**Problem to solve:** Take every line where the string "this" appears and copy it.

— Start Data supplied —

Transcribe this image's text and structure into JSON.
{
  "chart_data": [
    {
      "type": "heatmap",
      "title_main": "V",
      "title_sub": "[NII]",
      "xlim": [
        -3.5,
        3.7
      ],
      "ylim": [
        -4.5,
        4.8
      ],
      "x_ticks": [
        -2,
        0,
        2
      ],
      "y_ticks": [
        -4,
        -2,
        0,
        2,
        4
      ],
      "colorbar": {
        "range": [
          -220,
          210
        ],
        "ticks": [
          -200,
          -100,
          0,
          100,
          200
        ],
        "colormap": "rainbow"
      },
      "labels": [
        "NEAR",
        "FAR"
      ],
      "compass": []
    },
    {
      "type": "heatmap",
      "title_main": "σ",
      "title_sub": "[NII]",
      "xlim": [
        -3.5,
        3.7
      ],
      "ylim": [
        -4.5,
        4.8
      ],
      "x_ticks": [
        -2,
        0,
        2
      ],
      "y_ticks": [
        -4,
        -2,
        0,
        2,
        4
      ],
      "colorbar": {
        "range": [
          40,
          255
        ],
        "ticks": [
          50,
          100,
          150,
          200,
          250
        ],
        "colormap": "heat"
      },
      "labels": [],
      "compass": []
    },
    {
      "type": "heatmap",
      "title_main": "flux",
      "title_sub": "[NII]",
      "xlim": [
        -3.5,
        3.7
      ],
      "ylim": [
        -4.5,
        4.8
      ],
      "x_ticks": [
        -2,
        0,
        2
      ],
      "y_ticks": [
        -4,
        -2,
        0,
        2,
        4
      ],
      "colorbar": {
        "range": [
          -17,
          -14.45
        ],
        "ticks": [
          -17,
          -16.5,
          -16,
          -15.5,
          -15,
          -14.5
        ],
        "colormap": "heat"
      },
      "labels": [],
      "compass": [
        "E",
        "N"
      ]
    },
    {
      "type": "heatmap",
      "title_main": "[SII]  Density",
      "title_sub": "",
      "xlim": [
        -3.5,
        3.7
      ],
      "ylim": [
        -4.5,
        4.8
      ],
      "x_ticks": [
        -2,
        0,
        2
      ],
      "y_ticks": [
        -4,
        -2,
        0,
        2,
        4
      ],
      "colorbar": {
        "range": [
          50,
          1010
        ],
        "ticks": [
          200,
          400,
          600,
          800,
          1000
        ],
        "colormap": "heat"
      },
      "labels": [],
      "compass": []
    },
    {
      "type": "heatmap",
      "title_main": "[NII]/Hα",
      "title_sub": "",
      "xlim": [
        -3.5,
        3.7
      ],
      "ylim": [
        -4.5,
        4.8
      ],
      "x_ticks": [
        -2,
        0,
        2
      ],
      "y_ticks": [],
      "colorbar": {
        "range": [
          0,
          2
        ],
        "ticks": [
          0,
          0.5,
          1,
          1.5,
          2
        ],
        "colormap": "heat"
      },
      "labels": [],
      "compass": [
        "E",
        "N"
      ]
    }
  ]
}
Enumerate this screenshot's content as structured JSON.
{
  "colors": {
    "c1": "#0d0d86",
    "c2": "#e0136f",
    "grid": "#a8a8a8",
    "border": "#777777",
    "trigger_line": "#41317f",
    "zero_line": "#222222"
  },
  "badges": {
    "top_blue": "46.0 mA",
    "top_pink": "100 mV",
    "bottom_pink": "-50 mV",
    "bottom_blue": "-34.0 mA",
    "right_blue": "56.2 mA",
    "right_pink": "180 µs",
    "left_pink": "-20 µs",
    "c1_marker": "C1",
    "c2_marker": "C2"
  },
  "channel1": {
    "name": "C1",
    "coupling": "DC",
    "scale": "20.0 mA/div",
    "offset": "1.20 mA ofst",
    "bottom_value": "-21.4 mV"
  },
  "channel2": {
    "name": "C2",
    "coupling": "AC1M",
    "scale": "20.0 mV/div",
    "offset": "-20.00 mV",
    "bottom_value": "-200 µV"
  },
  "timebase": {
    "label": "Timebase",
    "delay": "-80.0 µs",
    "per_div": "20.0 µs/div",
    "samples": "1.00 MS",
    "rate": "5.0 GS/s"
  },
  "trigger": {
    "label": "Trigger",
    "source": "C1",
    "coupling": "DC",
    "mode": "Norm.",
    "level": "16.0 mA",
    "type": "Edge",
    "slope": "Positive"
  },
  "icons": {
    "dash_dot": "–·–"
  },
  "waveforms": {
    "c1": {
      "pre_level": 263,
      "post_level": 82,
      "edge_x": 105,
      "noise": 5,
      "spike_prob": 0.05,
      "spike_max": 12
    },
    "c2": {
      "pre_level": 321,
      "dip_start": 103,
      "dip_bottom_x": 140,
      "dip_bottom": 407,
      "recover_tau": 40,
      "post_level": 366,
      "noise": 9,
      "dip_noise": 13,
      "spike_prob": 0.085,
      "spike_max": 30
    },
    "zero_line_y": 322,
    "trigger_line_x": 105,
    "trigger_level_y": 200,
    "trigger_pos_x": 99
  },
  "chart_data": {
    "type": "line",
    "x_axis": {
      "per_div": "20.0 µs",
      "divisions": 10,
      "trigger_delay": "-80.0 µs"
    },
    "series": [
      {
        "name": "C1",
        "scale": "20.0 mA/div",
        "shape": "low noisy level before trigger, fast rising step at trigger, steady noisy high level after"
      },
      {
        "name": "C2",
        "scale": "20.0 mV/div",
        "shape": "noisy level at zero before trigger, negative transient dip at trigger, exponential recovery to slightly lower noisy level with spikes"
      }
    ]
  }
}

— End Data supplied —

**Exercise result:**
Transcribe this image's text and structure into JSON.
Enumerate this screenshot's content as structured JSON.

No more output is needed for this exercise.